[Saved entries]
------

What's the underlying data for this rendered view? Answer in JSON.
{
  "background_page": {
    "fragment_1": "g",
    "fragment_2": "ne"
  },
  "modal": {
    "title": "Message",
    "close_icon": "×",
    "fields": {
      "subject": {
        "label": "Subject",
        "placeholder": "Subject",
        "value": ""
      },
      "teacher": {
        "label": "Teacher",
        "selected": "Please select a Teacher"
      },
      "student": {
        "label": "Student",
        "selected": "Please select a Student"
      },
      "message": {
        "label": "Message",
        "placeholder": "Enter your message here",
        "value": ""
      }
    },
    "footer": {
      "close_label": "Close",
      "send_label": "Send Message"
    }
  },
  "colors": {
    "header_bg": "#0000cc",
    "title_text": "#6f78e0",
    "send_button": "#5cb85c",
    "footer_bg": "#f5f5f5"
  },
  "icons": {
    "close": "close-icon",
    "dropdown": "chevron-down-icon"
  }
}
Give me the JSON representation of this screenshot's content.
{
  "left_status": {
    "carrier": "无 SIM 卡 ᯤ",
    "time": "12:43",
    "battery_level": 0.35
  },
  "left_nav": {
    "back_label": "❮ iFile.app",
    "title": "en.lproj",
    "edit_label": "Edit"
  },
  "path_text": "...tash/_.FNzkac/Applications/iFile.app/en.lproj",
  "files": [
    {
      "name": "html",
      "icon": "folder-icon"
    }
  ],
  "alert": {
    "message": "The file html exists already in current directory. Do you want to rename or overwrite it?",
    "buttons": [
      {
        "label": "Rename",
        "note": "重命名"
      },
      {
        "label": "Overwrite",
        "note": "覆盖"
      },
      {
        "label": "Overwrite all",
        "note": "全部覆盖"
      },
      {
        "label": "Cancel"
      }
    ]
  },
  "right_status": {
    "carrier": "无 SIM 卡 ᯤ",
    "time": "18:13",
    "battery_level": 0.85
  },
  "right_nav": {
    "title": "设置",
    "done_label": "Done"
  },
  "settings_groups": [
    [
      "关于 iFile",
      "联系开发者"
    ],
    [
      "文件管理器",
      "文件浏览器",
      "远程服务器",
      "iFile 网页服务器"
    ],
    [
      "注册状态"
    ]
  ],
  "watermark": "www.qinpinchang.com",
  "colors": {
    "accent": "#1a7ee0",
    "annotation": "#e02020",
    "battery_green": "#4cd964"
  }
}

------

WHAT THE TASK ASKS: Tally the lines in this data that hold the word "Please" and state only the count.

COMPLETE OUTPUT: 2